Records from a collection:
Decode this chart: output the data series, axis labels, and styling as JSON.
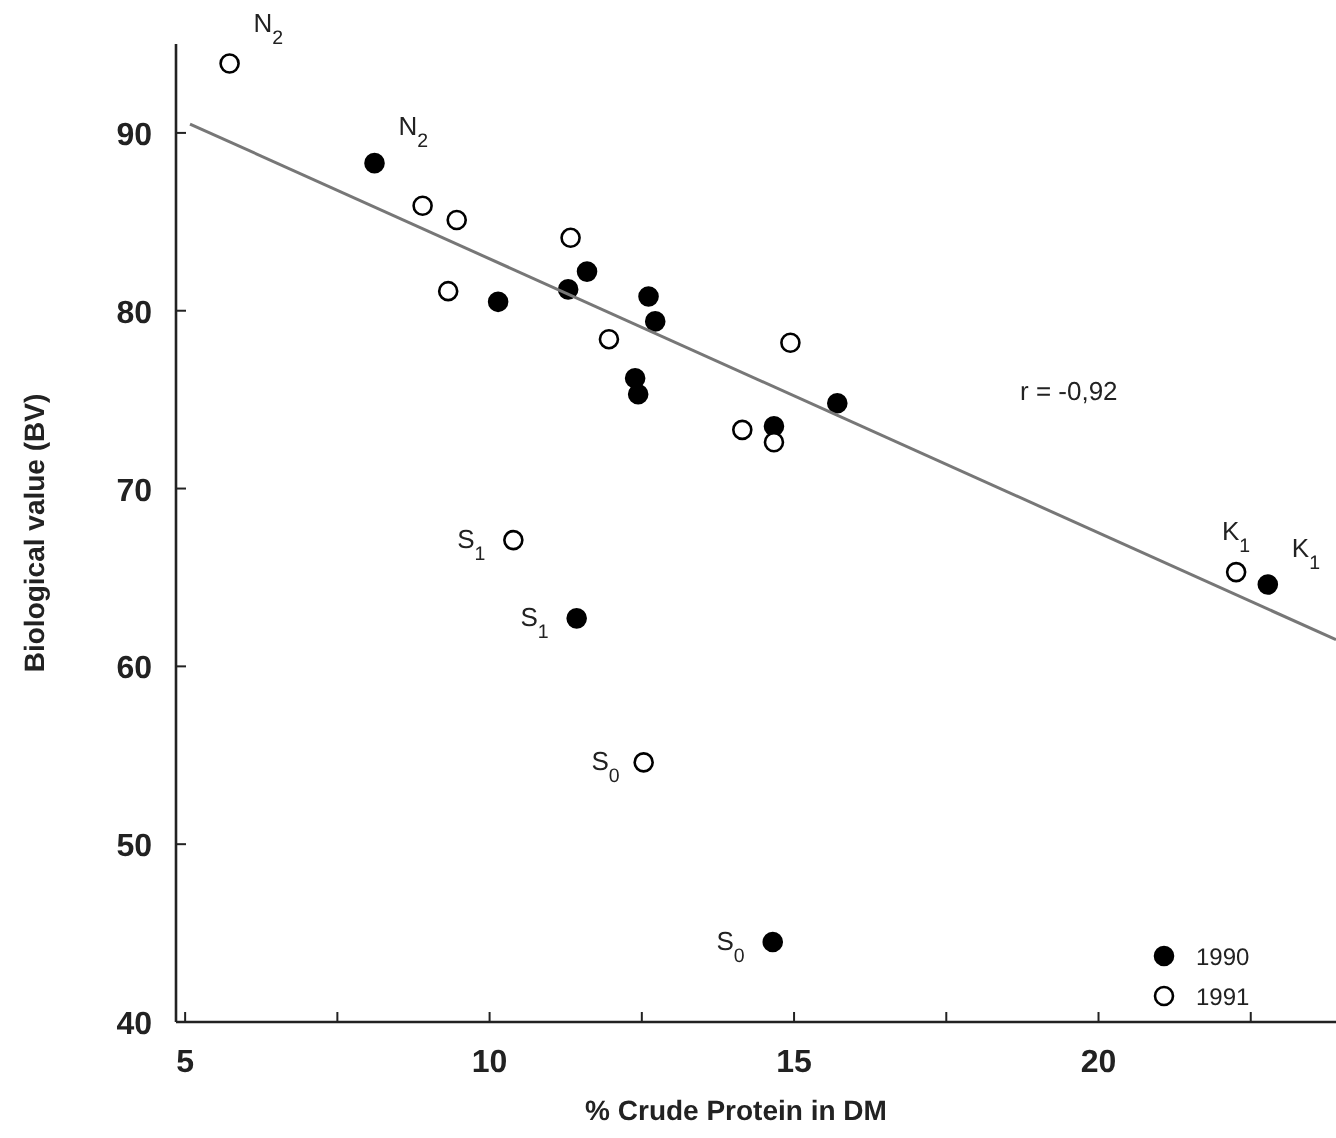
{
  "chart_data": {
    "type": "scatter",
    "xlabel": "% Crude Protein in DM",
    "ylabel": "Biological value (BV)",
    "xlim": [
      4.85,
      23.9
    ],
    "ylim": [
      40,
      95
    ],
    "xticks": [
      5,
      {
        "value": 7.5,
        "label": null
      },
      10,
      {
        "value": 12.5,
        "label": null
      },
      15,
      {
        "value": 17.5,
        "label": null
      },
      20,
      {
        "value": 22.5,
        "label": null
      }
    ],
    "yticks": [
      40,
      50,
      60,
      70,
      80,
      90
    ],
    "legend": "bottom right",
    "grid": false,
    "series": [
      {
        "name": "1990",
        "color": "#000000",
        "marker": "circle",
        "x": [
          8.11,
          10.14,
          11.29,
          11.6,
          12.61,
          12.72,
          12.39,
          12.44,
          14.67,
          15.71,
          11.43,
          14.65,
          22.78
        ],
        "values": [
          88.3,
          80.5,
          81.2,
          82.2,
          80.8,
          79.4,
          76.2,
          75.3,
          73.5,
          74.8,
          62.7,
          44.5,
          64.6
        ]
      },
      {
        "name": "1991",
        "color": "#ffffff",
        "marker": "circle",
        "x": [
          5.73,
          8.9,
          9.46,
          9.32,
          11.33,
          11.96,
          10.39,
          14.94,
          14.15,
          14.67,
          12.53,
          22.26
        ],
        "values": [
          93.9,
          85.9,
          85.1,
          81.1,
          84.1,
          78.4,
          67.1,
          78.2,
          73.3,
          72.6,
          54.6,
          65.3
        ]
      },
      {
        "type": "line",
        "marker": "none",
        "color": "#777777",
        "x": [
          5.08,
          23.9
        ],
        "values": [
          90.5,
          61.5
        ]
      }
    ],
    "annotations": [
      {
        "text": "N$_{2}$",
        "x": 5.73,
        "y": 93.9
      },
      {
        "text": "N$_{2}$",
        "x": 8.11,
        "y": 88.3
      },
      {
        "text": "S$_{1}$",
        "x": 10.39,
        "y": 67.1
      },
      {
        "text": "S$_{1}$",
        "x": 11.43,
        "y": 62.7
      },
      {
        "text": "S$_{0}$",
        "x": 12.53,
        "y": 54.6
      },
      {
        "text": "S$_{0}$",
        "x": 14.65,
        "y": 44.5
      },
      {
        "text": "K$_{1}$",
        "x": 22.26,
        "y": 65.3
      },
      {
        "text": "K$_{1}$",
        "x": 22.78,
        "y": 64.6
      },
      "r = -0,92"
    ]
  }
}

Assignment: When the records above are checked line by line, how many lines contain the word "color"? Please give only that number.

Task answer: 3